● **Problem description**: Answer with one number: how many lines have "Once".
======== Task inputs
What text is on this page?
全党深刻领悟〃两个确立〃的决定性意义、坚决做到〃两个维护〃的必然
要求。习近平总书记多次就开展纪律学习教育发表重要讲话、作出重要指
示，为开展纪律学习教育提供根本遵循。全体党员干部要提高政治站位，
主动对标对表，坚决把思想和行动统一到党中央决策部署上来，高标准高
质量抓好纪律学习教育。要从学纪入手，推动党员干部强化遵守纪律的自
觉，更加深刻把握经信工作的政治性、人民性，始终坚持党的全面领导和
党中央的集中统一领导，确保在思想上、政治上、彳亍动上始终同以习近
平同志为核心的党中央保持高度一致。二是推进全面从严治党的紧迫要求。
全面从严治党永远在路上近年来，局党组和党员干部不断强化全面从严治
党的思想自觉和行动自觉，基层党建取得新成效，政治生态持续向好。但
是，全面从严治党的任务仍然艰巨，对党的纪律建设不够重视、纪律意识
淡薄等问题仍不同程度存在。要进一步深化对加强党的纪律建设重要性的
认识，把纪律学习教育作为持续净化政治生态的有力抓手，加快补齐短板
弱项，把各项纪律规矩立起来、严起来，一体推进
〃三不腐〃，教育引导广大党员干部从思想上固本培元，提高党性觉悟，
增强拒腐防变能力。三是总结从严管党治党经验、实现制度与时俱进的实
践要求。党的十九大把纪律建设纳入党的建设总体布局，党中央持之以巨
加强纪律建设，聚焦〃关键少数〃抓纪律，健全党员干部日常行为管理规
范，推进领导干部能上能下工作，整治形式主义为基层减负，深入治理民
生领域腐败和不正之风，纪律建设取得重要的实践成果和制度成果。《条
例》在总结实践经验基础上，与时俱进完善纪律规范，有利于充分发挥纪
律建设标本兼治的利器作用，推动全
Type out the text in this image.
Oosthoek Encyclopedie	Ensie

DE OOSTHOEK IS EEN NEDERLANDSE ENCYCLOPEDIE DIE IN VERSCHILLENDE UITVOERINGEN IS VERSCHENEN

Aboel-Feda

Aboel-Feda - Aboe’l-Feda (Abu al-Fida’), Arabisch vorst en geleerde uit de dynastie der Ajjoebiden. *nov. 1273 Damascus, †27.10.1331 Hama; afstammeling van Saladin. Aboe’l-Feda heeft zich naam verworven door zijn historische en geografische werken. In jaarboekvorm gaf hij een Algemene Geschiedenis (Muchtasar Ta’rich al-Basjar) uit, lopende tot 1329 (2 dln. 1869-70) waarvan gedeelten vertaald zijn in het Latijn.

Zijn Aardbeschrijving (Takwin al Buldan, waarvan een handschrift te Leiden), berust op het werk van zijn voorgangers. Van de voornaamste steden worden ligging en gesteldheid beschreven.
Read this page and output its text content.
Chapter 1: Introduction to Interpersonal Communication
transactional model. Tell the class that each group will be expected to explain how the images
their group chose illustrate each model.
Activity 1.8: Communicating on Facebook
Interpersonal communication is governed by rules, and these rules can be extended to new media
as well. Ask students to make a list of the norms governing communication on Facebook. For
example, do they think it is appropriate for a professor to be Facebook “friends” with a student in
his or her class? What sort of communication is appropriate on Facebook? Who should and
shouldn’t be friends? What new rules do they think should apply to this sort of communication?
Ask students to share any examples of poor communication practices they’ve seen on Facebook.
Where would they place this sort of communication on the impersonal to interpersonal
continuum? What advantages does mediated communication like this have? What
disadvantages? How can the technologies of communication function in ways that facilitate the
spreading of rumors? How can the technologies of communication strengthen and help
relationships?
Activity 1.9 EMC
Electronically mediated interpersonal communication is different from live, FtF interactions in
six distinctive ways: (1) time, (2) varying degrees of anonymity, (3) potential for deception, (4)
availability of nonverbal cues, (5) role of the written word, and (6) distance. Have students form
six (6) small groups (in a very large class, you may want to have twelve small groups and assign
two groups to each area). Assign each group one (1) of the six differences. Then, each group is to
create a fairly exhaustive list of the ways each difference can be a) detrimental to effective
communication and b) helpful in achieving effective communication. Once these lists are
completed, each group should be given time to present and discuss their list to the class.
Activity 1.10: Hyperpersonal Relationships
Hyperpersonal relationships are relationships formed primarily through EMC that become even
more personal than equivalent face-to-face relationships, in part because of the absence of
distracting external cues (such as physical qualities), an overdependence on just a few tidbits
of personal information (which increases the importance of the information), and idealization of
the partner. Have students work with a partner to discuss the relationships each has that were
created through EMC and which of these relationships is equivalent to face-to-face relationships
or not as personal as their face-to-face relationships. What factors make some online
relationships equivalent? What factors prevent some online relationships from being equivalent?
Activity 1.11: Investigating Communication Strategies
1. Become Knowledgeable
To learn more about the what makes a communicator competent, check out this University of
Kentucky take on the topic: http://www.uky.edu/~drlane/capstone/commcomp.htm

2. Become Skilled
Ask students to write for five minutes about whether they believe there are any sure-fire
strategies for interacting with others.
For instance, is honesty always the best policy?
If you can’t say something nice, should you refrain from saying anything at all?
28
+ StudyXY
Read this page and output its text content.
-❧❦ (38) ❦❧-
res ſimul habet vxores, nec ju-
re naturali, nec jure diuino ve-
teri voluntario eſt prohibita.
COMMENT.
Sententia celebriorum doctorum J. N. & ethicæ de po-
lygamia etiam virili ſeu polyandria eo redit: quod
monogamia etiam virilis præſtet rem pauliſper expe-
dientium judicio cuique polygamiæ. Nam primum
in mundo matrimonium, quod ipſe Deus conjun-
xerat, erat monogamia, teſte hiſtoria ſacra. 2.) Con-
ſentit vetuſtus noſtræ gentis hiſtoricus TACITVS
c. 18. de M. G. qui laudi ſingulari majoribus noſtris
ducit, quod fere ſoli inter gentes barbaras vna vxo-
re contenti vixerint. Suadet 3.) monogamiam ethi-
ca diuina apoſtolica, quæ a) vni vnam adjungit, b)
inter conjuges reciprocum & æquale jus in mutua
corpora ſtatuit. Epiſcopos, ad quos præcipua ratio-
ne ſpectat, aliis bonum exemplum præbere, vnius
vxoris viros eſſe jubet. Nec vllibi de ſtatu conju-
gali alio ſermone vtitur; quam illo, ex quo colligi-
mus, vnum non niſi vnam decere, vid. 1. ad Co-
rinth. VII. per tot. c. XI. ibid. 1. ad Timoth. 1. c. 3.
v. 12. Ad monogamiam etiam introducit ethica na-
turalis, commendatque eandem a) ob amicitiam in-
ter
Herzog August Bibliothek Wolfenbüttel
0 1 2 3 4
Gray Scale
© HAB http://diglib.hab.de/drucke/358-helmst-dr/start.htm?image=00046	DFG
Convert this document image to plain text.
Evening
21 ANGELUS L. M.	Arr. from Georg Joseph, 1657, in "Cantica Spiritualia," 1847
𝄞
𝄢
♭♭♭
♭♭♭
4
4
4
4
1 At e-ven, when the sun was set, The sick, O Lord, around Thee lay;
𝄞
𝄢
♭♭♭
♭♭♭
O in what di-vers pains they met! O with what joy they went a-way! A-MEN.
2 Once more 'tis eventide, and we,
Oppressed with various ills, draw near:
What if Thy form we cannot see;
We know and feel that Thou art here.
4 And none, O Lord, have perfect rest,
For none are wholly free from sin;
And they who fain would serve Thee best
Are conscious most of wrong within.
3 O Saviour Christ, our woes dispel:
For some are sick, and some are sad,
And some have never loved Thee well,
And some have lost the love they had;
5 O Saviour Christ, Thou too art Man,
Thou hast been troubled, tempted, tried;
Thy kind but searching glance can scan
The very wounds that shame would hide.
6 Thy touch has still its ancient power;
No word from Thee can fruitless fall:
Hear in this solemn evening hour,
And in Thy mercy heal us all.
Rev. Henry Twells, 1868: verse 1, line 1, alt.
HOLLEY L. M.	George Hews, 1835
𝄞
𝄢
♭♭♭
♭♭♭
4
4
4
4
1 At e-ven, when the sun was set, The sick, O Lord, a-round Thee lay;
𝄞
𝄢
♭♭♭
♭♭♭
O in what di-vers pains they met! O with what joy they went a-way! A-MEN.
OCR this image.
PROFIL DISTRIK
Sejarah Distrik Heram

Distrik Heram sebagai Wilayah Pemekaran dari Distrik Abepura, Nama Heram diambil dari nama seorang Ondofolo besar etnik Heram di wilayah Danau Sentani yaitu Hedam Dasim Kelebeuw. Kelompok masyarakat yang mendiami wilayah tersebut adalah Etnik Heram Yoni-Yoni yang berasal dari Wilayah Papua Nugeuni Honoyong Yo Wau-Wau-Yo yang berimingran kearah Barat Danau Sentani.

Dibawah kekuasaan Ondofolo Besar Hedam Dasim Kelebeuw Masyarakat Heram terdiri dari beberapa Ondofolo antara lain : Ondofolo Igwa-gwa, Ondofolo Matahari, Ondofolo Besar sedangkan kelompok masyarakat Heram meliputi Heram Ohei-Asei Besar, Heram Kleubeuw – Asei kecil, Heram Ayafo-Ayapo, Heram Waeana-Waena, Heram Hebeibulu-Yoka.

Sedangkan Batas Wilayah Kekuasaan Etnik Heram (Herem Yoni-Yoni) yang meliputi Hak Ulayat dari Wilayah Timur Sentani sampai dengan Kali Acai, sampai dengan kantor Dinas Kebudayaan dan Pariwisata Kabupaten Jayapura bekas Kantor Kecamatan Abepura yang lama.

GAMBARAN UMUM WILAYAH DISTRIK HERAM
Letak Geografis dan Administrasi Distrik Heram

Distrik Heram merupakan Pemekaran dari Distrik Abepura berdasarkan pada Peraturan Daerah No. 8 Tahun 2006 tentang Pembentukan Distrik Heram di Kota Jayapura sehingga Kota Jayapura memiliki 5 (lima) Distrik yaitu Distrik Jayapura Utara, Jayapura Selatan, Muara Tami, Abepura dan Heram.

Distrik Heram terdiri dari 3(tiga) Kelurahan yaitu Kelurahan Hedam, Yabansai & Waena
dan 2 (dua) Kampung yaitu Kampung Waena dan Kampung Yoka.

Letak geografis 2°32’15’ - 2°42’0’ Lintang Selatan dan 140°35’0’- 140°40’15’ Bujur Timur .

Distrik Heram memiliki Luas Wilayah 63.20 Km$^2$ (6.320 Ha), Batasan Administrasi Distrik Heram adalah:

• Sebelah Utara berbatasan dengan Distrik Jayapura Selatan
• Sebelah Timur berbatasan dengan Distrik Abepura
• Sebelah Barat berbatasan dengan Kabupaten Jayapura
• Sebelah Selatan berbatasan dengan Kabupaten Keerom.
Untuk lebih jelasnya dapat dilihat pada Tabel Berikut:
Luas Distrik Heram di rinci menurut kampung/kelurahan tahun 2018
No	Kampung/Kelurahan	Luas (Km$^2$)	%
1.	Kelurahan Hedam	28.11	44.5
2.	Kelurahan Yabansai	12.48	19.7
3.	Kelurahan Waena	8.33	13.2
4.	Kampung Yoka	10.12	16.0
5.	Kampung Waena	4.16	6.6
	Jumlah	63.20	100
================
● **Output of the exercise**: 2